ARTICLE >>
The statute at issue, RCW 36.01.050, was first adopted in 1963. Until 1997, it provided that an action against a county could be commenced in an adjoining county: 'All actions against any county may be commenced in the superior court of such county, or of the adjoining county, and all actions by any county shall be commenced in the superior court of the county in which the defendant resides, or in the county adjoining the county by which such action is commenced.' Laws of 1963, ch. 4.
The Legislature amended the statute in 1997 by the enactment of Senate Bill 5831, effective July 27, 1997. The amended version did not allow commencement of the action in an adjoining county unless it was one of the two 'nearest' counties as measured by the administrator for the courts:
(1) All actions against any county may be commenced in the superior court of such county, or in the superior court of either of the two nearest counties. All actions by any county shall be commenced in the superior court of the county in which the defendant resides, or in either of the two counties nearest to the county bringing the action.
(2)The determination of the nearest counties is measured by the travel time between county seats using major surface routes, as determined by the office of the administrator for the courts.
Appellant Cathleen Shoop was seriously injured in November 1996 in a one- car accident on the icy Cle Elum River bridge, located in Kittitas County. In 1999, she sued Kittitas County in King County. This was a mistake. King County adjoins Kittitas County, but it is not one of the two 'nearest' counties. As determined by the administrator for the courts, the two nearest counties were Yakima County and Grant County.

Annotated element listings
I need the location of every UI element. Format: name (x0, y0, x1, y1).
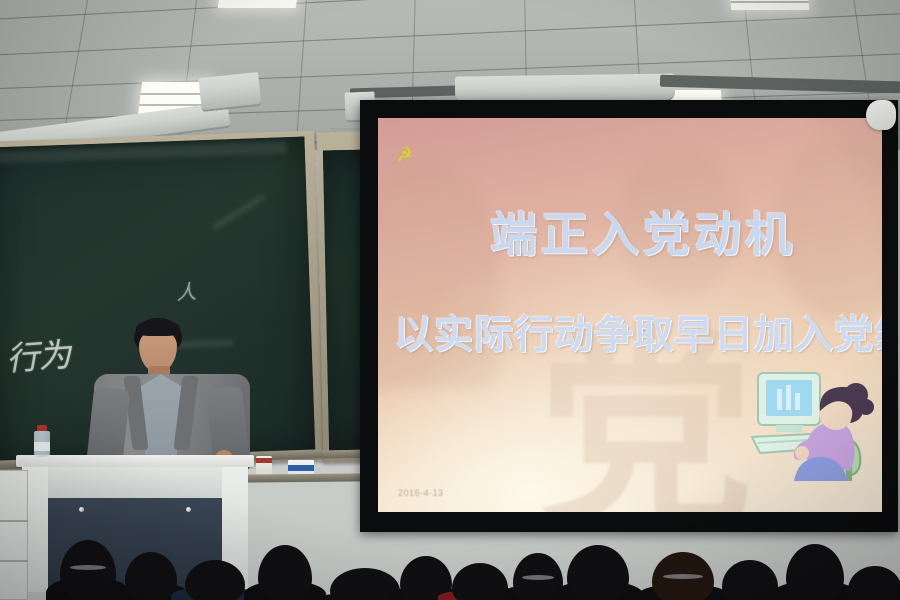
classroom-photo-scene: 行为 人 党 ☭ 端正入党动机 以实际行动争取早日加入党组织 (0, 0, 900, 600)
water-bottle (33, 425, 51, 457)
audience-hairband (663, 574, 703, 579)
person-at-computer-clipart (746, 361, 876, 481)
side-cabinet (0, 470, 28, 600)
lectern-body (22, 467, 248, 500)
lectern-screw (186, 507, 191, 512)
lectern-screw (79, 507, 84, 512)
presenter (84, 318, 260, 478)
hammer-and-sickle-icon: ☭ (395, 145, 414, 166)
projection-screen: 党 ☭ 端正入党动机 以实际行动争取早日加入党组织 (378, 118, 882, 512)
lectern-top (16, 455, 254, 467)
slide-headline-primary: 端正入党动机 (490, 196, 796, 265)
presenter-shirt (140, 374, 182, 466)
chalk-writing-primary: 行为 (4, 328, 71, 380)
cabinet-edge (0, 560, 28, 562)
chalk-writing-secondary: 人 (175, 275, 196, 305)
slide-headline-secondary: 以实际行动争取早日加入党组织 (394, 304, 882, 360)
recessed-fluorescent-lamp (218, 0, 301, 8)
bottle-label (34, 442, 50, 451)
slide-watermark: 党 (538, 258, 759, 512)
recessed-fluorescent-lamp (729, 0, 810, 10)
cabinet-edge (0, 520, 28, 522)
slide-date: 2016-4-13 (398, 488, 444, 498)
wall-mounted-speaker (866, 100, 896, 130)
ceiling-beam-left-2 (198, 72, 261, 112)
presenter-fringe (136, 320, 180, 336)
audience-hairband (522, 575, 554, 580)
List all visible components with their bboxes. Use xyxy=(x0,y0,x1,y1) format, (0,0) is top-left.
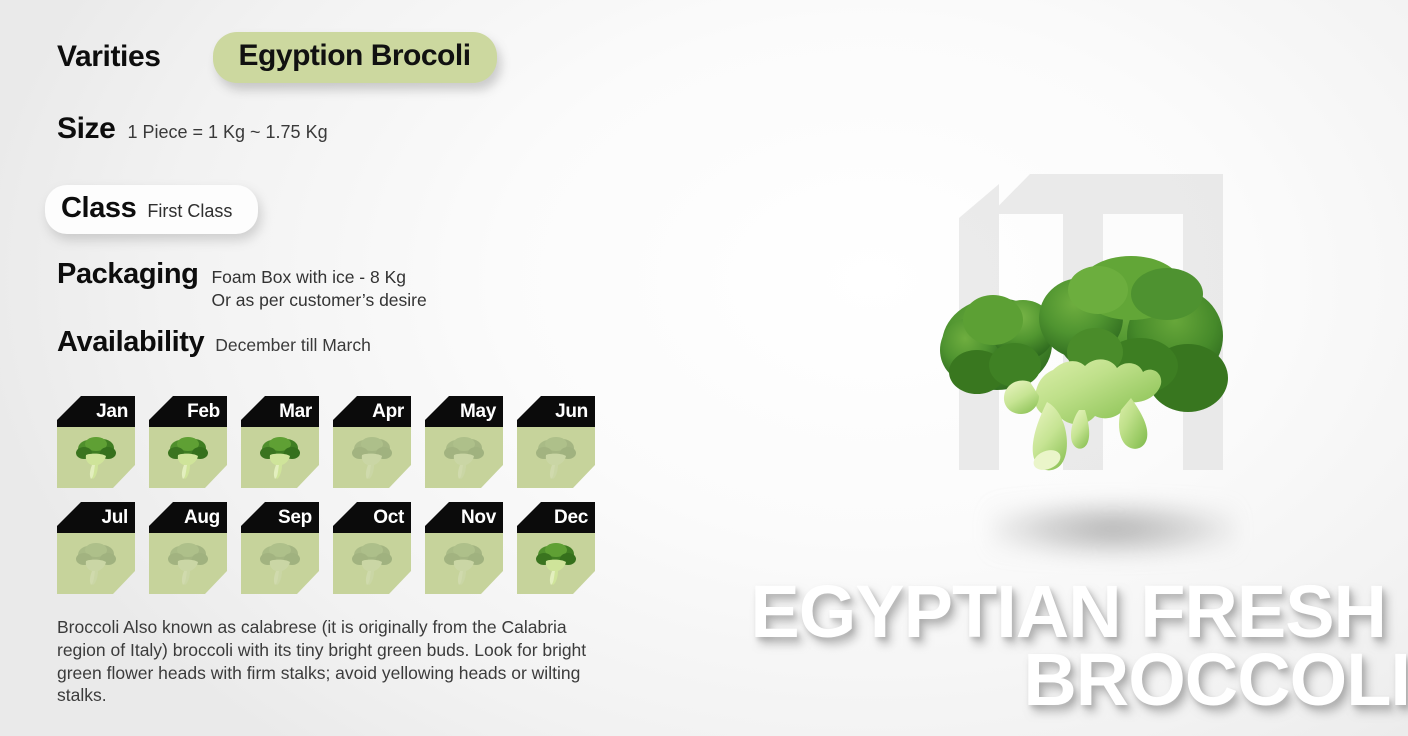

DIRECTIVES >>
**A.** Revise the county venue statute passage from "The Legislature amended" to "for the courts.", replacing "travel time" with "road distance".
**B.** Continue the county venue statute passage from the point where it stops.

EXPECTED ANSWERS >>
**A.**
The Legislature amended the statute in 1997 by the enactment of Senate Bill 5831, effective July 27, 1997. The amended version did not allow commencement of the action in an adjoining county unless it was one of the two 'nearest' counties as measured by the administrator for the courts:
(1) All actions against any county may be commenced in the superior court of such county, or in the superior court of either of the two nearest counties. All actions by any county shall be commenced in the superior court of the county in which the defendant resides, or in either of the two counties nearest to the county bringing the action.
(2)The determination of the nearest counties is measured by the road distance between county seats using major surface routes, as determined by the office of the administrator for the courts.

**B.**
Kittitas County moved to dismiss on the basis that the superior court of King County lacked subject matter jurisdiction. When a court lacks subject matter jurisdiction in a case, dismissal is the only permissible action the court may take. Inland Foundry Co., Inc. v. Spokane County Air Pollution Control Authority, 98 Wn. App. 121, 123-24, 989 P.2d 102 (1999), KSLW v. City of Renton, 47 Wn. App. 587, 595, 736 P.2d 664 (1986). Dismissal would have the effect of terminating Shoop's claim against Kittitas County because the statute of limitations had run and would bar a newly-filed action. Shoop responded with a motion to transfer venue to Yakima County, which, if granted, would allow her case to proceed within the statute of limitations. See RCW 4.12.030(1). The King County Superior Court concluded, however, that because King County was not a proper county for commencement of the action, the King County court lacked subject matter jurisdiction. The court granted the motion to dismiss. Shoop appeals, seeking to have her case reinstated subject to her motion to transfer venue to Yakima County.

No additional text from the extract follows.